_本文:_
発達障害ではなく、ニューロダイバーシティー
2024.02.29
こんにちは カリフォルニア州公認心理カウンセラーの荒川龍也です。
以前の記事で、アダルトチルドレンとHSPの見分け方とアダルトチルドレンと発達障害の一番大きな違いについてお話いたしました。この記事では、これらの記事では説明しきれていない、発達障害の事についてお話ししたいと思います。
ニューロダイバーシティーとそれに関連する言葉
では、まずニューロダイバーシティーとはいったいなんなんでしょうか。日本では発達障害とされている自閉症スペクトラム(ASD)、ADHDなどが、このニューロダイバーシティーに当てはまります。このような方たちの事を総じて、ニューロダイバージェントと言います。ニューロダイバージェントでない人たちの事を、ニューロティピカルと呼びます。
誰にでも当てはまりかねない特徴
では、ニューロダイバージェントとニューロティピカルに二分するべきかと言いますと、決してそうではありません。
例えば、ASD(ニューロダイバージェント)の特徴の一つにこだわりが強いというのがあります。当然のことながら、ニューロティピカルの人でもこだわりが強い人もいます。そうでない方もいます。また、ルーティーンに固執するのもまたASDの特徴でもあります。これもまた、ニューロティピカルの方でもルーティーンにこだわる方ももちろんいます。
スペクトラム
ここ最近、人間を男性か女性かだけで分ける事が間違っていることであることがわかってきています。そうではなくて、ある部分においては社会的観点から男性的な部分を持ち合わせている女性。しかし、この女性も社会的観点から女性らしい部分を持ち合わせていたりもします。そうではなくて、そもそも性別がどちらでもない人もいれば、男性として生まれてきた女性もいる。性別が実は多様であることが理解されつつあります。
発達障害に関しても同じです。人間を、発達障害を持っているか、そうでないかで分けるべきではなく、下のように線上で考えるべきでしょう。
ニューロティピカル----------------------------------------------ニューロダイバージェント
つまり、「ある部分に関してはニューロダイバージェントよりな所はあるが、ニューロティピカルよりな所もある」といった具合です。

(文書レイアウト検出データ)
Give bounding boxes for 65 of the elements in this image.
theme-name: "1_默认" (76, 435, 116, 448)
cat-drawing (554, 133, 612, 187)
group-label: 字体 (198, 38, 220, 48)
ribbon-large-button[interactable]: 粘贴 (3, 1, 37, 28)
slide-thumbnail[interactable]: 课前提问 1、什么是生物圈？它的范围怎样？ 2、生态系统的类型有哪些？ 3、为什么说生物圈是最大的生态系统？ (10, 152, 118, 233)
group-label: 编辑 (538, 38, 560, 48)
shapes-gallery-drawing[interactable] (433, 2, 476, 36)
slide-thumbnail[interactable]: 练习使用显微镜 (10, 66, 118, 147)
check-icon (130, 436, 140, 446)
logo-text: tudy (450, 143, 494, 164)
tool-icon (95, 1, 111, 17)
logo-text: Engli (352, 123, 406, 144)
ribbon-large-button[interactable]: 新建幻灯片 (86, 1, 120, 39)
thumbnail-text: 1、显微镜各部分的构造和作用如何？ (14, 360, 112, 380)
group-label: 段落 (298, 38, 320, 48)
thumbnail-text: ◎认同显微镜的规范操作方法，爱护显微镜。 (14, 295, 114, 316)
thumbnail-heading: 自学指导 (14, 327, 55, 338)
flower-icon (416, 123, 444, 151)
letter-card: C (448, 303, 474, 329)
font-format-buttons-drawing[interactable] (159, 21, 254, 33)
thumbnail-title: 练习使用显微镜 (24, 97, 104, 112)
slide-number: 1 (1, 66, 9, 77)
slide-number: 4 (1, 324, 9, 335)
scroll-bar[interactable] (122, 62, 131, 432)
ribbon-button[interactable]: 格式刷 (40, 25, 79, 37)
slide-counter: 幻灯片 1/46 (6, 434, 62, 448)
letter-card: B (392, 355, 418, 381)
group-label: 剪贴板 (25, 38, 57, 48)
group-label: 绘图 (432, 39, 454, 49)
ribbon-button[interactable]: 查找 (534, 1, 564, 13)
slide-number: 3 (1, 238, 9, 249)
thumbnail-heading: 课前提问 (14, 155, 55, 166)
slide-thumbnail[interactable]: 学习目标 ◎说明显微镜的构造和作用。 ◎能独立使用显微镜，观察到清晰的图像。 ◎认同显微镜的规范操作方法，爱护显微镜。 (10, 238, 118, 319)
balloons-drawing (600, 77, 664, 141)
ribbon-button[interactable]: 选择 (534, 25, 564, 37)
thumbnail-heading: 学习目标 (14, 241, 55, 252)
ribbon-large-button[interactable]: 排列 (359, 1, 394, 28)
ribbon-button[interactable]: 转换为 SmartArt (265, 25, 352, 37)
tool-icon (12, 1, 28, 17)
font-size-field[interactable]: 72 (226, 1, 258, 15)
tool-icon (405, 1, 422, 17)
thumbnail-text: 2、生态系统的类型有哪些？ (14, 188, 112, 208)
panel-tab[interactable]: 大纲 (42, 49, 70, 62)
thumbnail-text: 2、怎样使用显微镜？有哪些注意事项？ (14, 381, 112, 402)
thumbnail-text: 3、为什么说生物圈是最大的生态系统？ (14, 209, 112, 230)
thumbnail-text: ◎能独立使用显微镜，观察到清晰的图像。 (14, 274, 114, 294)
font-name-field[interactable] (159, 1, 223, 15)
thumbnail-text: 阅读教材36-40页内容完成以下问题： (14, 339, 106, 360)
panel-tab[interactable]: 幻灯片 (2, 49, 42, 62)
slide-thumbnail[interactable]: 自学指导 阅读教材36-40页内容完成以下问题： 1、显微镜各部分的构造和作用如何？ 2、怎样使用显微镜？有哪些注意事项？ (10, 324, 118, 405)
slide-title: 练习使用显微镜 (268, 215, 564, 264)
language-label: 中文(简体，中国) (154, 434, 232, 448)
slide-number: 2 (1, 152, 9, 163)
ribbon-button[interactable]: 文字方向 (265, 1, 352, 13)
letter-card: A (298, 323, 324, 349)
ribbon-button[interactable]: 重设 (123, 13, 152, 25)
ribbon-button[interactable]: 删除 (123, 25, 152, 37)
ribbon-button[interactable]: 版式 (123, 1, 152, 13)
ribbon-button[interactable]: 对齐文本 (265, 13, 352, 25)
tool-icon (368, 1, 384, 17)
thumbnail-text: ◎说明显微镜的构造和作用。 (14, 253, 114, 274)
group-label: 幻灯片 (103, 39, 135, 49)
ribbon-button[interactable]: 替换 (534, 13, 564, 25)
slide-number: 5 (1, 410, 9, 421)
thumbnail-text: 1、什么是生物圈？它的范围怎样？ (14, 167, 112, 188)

_設問:_
• 1. ニューロダイバーシティーについての本文を、二文で要約してください。
• 2. ニューロダイバーシティーについての本文を、最後の文の後から書き継いでください。
記録は本文の内容とは関係がない。

_解答一覧:_
• 1. 日本で発達障害とされるASDやADHDなどはニューロダイバーシティーに当てはまり、そうした人をニューロダイバージェント、そうでない人をニューロティピカルと呼ぶ。ただし両者に二分すべきではなく、性別が多様であるのと同じように、人はニューロティピカルからニューロダイバージェントまでの線上で考えるべきだとされている。

• 2.
そもそも、ニューロダイバージェントの方たちに発達障害という言葉を使用すること自体が好ましくありません。現代社会は、ニューロティピカルによって作られたものです。発達障害とは、ニューロティピカルの視点から見て「普通ではない」から発達障害としています。しかし、「発達障害」という言葉を使用してしまうと、それに当てはまる人たちに対して偏見や差別の目で見てしまい、その人自体を見ようとすることの妨げになってしまうのです。
ではなぜ診断するかと言いますと、それは診断名がつくことによって保険が適用されるという、ニューロティピカルによって作られた現代の社会の仕組みがそう成り立っているからです。基準を満たせば診断がつきます。しかし、基準を満たさなかったとしても、ある程度の特徴があれば、それはニューロダイバージェントとの特徴があると考えるべきでしょう。
以上、今後もニューロダイバーシティーについて書き続けていきたいと思います。
参考文献
Nerenberg, Jenara. (2021). Divergent Mind-Thriving in a World That Wasn’t Designed for You. Harpar Collins Publishers.
Price, Devon. (2022). Unmasking Autism. Harmony Books.